Stored data
########################################

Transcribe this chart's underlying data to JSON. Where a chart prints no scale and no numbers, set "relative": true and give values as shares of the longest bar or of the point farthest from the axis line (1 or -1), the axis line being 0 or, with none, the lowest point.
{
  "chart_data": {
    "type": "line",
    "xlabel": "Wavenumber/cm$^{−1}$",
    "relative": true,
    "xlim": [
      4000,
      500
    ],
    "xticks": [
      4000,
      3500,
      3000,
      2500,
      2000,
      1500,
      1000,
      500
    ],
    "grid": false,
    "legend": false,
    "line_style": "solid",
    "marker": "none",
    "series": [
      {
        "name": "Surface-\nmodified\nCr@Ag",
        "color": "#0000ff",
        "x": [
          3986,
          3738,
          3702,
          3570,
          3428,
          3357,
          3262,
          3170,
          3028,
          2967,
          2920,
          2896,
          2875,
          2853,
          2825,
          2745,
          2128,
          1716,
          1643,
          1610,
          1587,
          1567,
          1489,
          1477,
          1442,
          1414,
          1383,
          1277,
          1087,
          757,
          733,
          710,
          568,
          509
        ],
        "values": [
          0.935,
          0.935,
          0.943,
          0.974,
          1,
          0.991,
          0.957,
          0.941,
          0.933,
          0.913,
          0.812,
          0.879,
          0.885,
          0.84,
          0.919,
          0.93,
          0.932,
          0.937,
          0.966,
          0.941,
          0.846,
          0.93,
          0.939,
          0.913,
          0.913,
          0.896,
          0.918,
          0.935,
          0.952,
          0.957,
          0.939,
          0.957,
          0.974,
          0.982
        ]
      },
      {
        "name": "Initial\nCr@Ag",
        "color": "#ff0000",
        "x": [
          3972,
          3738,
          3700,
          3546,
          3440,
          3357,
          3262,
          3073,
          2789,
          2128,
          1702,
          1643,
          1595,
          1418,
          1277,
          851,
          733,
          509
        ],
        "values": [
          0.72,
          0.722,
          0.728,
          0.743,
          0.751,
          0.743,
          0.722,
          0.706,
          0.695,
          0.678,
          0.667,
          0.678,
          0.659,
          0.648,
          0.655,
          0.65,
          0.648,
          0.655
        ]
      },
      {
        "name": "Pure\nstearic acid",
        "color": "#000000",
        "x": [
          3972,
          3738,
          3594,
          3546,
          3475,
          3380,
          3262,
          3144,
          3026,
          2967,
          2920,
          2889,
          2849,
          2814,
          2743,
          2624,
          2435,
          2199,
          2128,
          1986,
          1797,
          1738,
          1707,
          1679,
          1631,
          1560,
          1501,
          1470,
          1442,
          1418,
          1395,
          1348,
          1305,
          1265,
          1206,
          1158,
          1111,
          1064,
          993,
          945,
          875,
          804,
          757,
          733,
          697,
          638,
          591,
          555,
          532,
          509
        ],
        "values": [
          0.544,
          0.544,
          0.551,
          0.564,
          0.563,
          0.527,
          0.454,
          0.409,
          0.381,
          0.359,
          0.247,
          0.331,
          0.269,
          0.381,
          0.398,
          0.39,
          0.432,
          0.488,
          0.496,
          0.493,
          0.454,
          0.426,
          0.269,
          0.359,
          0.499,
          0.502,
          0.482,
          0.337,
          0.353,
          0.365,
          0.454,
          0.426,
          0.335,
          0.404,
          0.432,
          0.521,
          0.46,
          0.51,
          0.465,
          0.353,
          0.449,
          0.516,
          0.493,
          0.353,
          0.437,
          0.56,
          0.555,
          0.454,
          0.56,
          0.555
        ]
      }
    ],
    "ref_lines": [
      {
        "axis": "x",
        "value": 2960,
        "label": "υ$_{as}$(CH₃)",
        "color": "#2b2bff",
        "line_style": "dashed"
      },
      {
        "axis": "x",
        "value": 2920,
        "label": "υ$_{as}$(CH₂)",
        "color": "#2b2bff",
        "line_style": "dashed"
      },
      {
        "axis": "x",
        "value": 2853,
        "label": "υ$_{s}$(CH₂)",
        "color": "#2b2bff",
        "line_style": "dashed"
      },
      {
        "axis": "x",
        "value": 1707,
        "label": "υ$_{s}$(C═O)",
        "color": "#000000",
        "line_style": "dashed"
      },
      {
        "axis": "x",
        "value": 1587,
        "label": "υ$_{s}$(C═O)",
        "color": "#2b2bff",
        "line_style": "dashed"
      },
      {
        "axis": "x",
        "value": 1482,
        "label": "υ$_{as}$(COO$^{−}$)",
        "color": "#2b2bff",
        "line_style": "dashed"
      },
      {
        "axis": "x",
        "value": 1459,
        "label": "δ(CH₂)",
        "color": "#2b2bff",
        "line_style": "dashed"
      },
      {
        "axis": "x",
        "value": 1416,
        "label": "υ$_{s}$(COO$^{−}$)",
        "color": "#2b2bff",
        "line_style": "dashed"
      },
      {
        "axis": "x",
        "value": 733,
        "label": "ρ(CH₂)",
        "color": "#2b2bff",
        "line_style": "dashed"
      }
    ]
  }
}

########################################

### Objective
Every line of the material must be returned exactly as it appears.

### Correct output
Transcribe this chart's underlying data to JSON. Where a chart prints no scale and no numbers, set "relative": true and give values as shares of the longest bar or of the point farthest from the axis line (1 or -1), the axis line being 0 or, with none, the lowest point.
{
  "chart_data": {
    "type": "line",
    "xlabel": "Wavenumber/cm$^{−1}$",
    "relative": true,
    "xlim": [
      4000,
      500
    ],
    "xticks": [
      4000,
      3500,
      3000,
      2500,
      2000,
      1500,
      1000,
      500
    ],
    "grid": false,
    "legend": false,
    "line_style": "solid",
    "marker": "none",
    "series": [
      {
        "name": "Surface-\nmodified\nCr@Ag",
        "color": "#0000ff",
        "x": [
          3986,
          3738,
          3702,
          3570,
          3428,
          3357,
          3262,
          3170,
          3028,
          2967,
          2920,
          2896,
          2875,
          2853,
          2825,
          2745,
          2128,
          1716,
          1643,
          1610,
          1587,
          1567,
          1489,
          1477,
          1442,
          1414,
          1383,
          1277,
          1087,
          757,
          733,
          710,
          568,
          509
        ],
        "values": [
          0.935,
          0.935,
          0.943,
          0.974,
          1,
          0.991,
          0.957,
          0.941,
          0.933,
          0.913,
          0.812,
          0.879,
          0.885,
          0.84,
          0.919,
          0.93,
          0.932,
          0.937,
          0.966,
          0.941,
          0.846,
          0.93,
          0.939,
          0.913,
          0.913,
          0.896,
          0.918,
          0.935,
          0.952,
          0.957,
          0.939,
          0.957,
          0.974,
          0.982
        ]
      },
      {
        "name": "Initial\nCr@Ag",
        "color": "#ff0000",
        "x": [
          3972,
          3738,
          3700,
          3546,
          3440,
          3357,
          3262,
          3073,
          2789,
          2128,
          1702,
          1643,
          1595,
          1418,
          1277,
          851,
          733,
          509
        ],
        "values": [
          0.72,
          0.722,
          0.728,
          0.743,
          0.751,
          0.743,
          0.722,
          0.706,
          0.695,
          0.678,
          0.667,
          0.678,
          0.659,
          0.648,
          0.655,
          0.65,
          0.648,
          0.655
        ]
      },
      {
        "name": "Pure\nstearic acid",
        "color": "#000000",
        "x": [
          3972,
          3738,
          3594,
          3546,
          3475,
          3380,
          3262,
          3144,
          3026,
          2967,
          2920,
          2889,
          2849,
          2814,
          2743,
          2624,
          2435,
          2199,
          2128,
          1986,
          1797,
          1738,
          1707,
          1679,
          1631,
          1560,
          1501,
          1470,
          1442,
          1418,
          1395,
          1348,
          1305,
          1265,
          1206,
          1158,
          1111,
          1064,
          993,
          945,
          875,
          804,
          757,
          733,
          697,
          638,
          591,
          555,
          532,
          509
        ],
        "values": [
          0.544,
          0.544,
          0.551,
          0.564,
          0.563,
          0.527,
          0.454,
          0.409,
          0.381,
          0.359,
          0.247,
          0.331,
          0.269,
          0.381,
          0.398,
          0.39,
          0.432,
          0.488,
          0.496,
          0.493,
          0.454,
          0.426,
          0.269,
          0.359,
          0.499,
          0.502,
          0.482,
          0.337,
          0.353,
          0.365,
          0.454,
          0.426,
          0.335,
          0.404,
          0.432,
          0.521,
          0.46,
          0.51,
          0.465,
          0.353,
          0.449,
          0.516,
          0.493,
          0.353,
          0.437,
          0.56,
          0.555,
          0.454,
          0.56,
          0.555
        ]
      }
    ],
    "ref_lines": [
      {
        "axis": "x",
        "value": 2960,
        "label": "υ$_{as}$(CH₃)",
        "color": "#2b2bff",
        "line_style": "dashed"
      },
      {
        "axis": "x",
        "value": 2920,
        "label": "υ$_{as}$(CH₂)",
        "color": "#2b2bff",
        "line_style": "dashed"
      },
      {
        "axis": "x",
        "value": 2853,
        "label": "υ$_{s}$(CH₂)",
        "color": "#2b2bff",
        "line_style": "dashed"
      },
      {
        "axis": "x",
        "value": 1707,
        "label": "υ$_{s}$(C═O)",
        "color": "#000000",
        "line_style": "dashed"
      },
      {
        "axis": "x",
        "value": 1587,
        "label": "υ$_{s}$(C═O)",
        "color": "#2b2bff",
        "line_style": "dashed"
      },
      {
        "axis": "x",
        "value": 1482,
        "label": "υ$_{as}$(COO$^{−}$)",
        "color": "#2b2bff",
        "line_style": "dashed"
      },
      {
        "axis": "x",
        "value": 1459,
        "label": "δ(CH₂)",
        "color": "#2b2bff",
        "line_style": "dashed"
      },
      {
        "axis": "x",
        "value": 1416,
        "label": "υ$_{s}$(COO$^{−}$)",
        "color": "#2b2bff",
        "line_style": "dashed"
      },
      {
        "axis": "x",
        "value": 733,
        "label": "ρ(CH₂)",
        "color": "#2b2bff",
        "line_style": "dashed"
      }
    ]
  }
}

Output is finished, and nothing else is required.